■ CONSEGNA
Le affermazioni seguenti concordano con il brano su islam e consumismo? Per ognuna rispondi sì o no e riporta tra virgolette le parole decisive del brano.
1. I grandi marchi considerano il consumatore musulmano un consumatore passivo.
2. I moderni stili di consumo si sono affermati nel mondo musulmano negli ultimi vent’anni.
3. Il brano afferma come dato certo che l’etica musulmana è affine allo spirito del capitalismo neo-liberista.

Il consumismo moderno ha piegato alle sue ragioni un complesso sistema di norme religiose che, per brevità, chiamiamo islam. I moderni stili di consumo, che si sono rapidamente affermati negli ultimi vent’anni nel mondo musulmano, sono caratterizzati da due decisivi elementi: da un lato, essi sono vissuti come espressione di una libera scelta individuale (ciò vale soprattutto per le donne che, sino a qualche decennio fa, erano conformisticamente condizionate da modi di vestire e di portamento modesti, da abiti poco appariscenti) e, dall’altro, le merci consumate sono cariche di segni religiosi, che consentono di conformare la propria fede mentre si consuma qualcosa o si acquista un oggetto. In tal senso il profilo di questo consumatore musulmano non è visto dai grandi marchi della moda o dalle grandi corporations che vendono prodotti halal (cioè leciti) come un consumatore passivo, ma come un soggetto consapevole della propria identità religiosa. Perciò la strategia del marketing è orientata a stimolare il consumo offrendo, allo stesso tempo, ampie possibilità di scelta individuale3, che possano apparire conformi ai principi e ai precetti della legge coranica.
Quali implicazioni hanno i modernissimi stili di consumo sull’immaginario dei musulmani e delle musulmane, sia nei Paesi a maggioranza musulmana sia in tutti quei Paesi occidentali, dove esistono da tempo ampie diaspore? In altre parole, che cosa significa che l’islam sia diventato un brand, fatto proprio dalla logica del mercato globale? Che relazione c’è fra tale fenomeno e le trasformazioni socio-economiche che soprattutto i Paesi a maggioranza musulmana stanno vivendo, anche se in modo ineguale? È legittimo, dunque, chiedersi se siamo di fronte a una fase storica in cui l’etica musulmana si mostra capace di diventare elettivamente affine allo spirito del capitalismo neo-liberista. Per meglio circoscrivere l’oggetto delle riflessioni che seguono, la domanda potrebbe essere riformulata nel modo seguente: se e sino a che punto lo spirito d’impresa capitalistica trovi crediti morali nell’etica musulmana, quando soprattutto l’attività produttiva è finalizzata non solo al consumo ma anche a facilitare l’identificazione (la fidelizzazione di mercato) dei consumatori in quanto musulmani.

■ DATI ESTRATTI
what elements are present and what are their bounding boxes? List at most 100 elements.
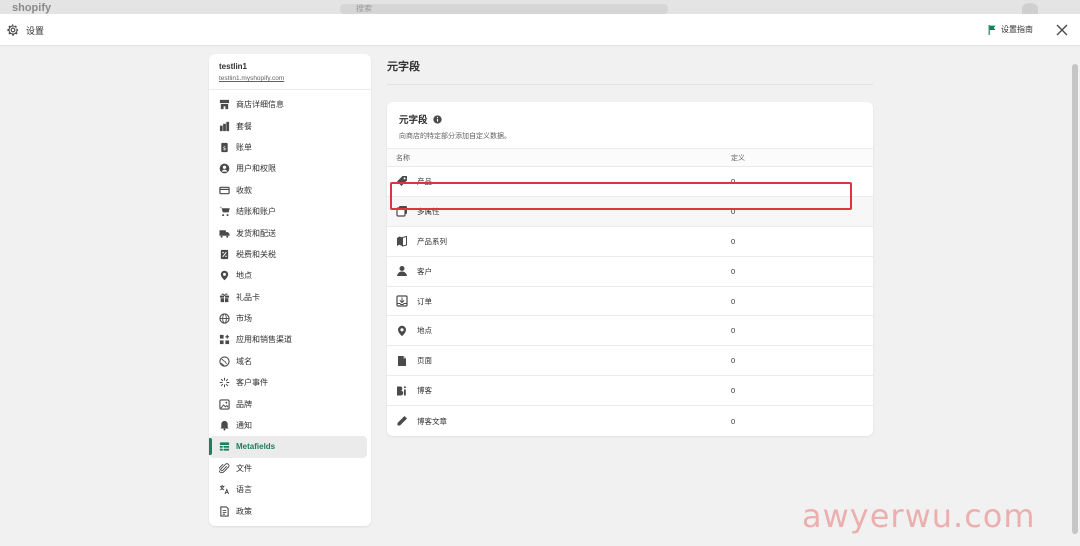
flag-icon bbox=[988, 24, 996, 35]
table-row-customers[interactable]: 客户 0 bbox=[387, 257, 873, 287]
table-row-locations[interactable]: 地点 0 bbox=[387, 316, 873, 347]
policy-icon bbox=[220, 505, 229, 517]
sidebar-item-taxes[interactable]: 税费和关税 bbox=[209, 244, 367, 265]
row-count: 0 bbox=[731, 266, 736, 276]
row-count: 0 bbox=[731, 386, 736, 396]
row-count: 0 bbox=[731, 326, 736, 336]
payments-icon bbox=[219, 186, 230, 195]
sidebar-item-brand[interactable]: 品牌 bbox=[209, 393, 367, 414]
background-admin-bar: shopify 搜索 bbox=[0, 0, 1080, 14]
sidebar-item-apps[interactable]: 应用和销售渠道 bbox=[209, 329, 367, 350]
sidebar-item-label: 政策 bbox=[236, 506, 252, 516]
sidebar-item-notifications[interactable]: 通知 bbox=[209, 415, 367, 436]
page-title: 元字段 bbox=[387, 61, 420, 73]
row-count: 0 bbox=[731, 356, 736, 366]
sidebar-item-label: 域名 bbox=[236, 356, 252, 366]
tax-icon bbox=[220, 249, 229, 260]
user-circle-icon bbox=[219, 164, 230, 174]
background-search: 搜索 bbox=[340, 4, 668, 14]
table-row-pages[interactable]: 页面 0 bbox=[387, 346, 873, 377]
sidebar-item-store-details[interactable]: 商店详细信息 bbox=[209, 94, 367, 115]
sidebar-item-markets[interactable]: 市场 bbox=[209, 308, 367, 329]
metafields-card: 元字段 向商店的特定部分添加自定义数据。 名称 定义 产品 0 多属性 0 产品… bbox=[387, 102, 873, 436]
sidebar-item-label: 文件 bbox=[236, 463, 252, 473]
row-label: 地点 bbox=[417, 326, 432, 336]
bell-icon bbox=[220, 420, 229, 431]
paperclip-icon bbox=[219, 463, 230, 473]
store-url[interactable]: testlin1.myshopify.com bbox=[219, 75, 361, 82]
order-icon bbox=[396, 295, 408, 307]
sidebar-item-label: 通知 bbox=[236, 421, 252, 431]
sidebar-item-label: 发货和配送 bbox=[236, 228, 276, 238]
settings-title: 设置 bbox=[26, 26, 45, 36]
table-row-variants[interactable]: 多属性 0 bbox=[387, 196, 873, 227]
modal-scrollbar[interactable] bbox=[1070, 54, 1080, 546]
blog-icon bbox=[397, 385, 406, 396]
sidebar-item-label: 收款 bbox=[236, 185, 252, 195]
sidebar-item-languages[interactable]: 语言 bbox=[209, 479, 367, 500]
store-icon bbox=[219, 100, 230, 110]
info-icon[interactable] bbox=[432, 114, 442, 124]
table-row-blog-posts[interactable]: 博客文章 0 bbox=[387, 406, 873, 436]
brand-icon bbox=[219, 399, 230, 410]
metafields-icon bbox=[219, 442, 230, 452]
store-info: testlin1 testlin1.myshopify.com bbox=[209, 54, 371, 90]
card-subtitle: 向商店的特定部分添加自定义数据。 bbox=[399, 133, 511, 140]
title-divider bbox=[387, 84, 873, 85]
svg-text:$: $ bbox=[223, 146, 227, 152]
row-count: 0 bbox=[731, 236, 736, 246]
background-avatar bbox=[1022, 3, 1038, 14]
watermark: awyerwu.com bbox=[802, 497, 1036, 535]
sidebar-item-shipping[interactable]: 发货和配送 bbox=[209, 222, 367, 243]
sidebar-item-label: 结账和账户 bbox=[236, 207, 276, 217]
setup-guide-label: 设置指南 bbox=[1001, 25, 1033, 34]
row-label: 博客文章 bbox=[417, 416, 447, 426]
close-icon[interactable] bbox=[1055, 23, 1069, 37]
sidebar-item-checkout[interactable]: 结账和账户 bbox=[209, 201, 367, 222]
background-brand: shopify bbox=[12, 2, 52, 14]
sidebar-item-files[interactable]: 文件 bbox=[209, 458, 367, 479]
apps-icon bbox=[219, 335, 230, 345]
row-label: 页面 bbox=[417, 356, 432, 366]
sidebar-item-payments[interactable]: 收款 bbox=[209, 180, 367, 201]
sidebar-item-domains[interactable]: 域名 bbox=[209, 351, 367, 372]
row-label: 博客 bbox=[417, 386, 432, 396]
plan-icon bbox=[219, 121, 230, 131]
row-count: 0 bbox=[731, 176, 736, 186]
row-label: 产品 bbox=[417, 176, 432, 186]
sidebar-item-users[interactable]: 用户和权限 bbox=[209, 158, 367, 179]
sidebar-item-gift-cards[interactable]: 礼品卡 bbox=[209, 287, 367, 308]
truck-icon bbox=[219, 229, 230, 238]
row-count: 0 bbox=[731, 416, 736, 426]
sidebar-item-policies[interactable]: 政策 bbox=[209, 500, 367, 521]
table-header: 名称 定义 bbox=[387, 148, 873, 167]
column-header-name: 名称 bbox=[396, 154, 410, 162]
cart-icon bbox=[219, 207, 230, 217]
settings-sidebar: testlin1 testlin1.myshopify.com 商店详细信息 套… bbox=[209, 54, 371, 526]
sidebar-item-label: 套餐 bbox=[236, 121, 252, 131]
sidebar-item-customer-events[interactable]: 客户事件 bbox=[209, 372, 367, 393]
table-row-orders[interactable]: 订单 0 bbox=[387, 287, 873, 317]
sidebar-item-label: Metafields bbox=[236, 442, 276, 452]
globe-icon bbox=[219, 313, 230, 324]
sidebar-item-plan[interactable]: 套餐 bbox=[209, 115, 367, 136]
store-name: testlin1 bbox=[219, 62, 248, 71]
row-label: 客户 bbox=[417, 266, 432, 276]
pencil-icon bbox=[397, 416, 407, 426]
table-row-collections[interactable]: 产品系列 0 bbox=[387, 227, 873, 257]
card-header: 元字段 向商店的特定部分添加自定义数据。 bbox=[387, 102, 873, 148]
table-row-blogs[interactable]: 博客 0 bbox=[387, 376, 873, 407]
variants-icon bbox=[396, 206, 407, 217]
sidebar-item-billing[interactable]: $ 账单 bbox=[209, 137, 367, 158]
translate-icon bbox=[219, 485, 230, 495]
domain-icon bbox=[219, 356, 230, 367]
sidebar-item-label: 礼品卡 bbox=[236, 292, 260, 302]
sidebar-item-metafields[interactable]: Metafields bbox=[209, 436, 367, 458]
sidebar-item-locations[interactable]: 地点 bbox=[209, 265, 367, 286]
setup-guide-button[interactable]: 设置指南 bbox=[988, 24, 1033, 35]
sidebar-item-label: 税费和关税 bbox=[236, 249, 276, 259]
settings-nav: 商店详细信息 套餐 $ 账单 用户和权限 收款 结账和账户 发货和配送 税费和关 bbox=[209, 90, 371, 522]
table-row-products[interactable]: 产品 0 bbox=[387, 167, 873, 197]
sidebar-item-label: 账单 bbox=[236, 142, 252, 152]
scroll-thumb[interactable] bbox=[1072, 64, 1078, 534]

■ RISPOSTA
1. No: "non è visto dai grandi marchi della moda o dalle grandi corporations che vendono prodotti halal (cioè leciti) come un consumatore passivo, ma come un soggetto consapevole della propria identità religiosa"
2. Sì: "che si sono rapidamente affermati negli ultimi vent’anni nel mondo musulmano"
3. No: "È legittimo, dunque, chiedersi se siamo di fronte a una fase storica in cui l’etica musulmana si mostra capace di diventare elettivamente affine allo spirito del capitalismo neo-liberista"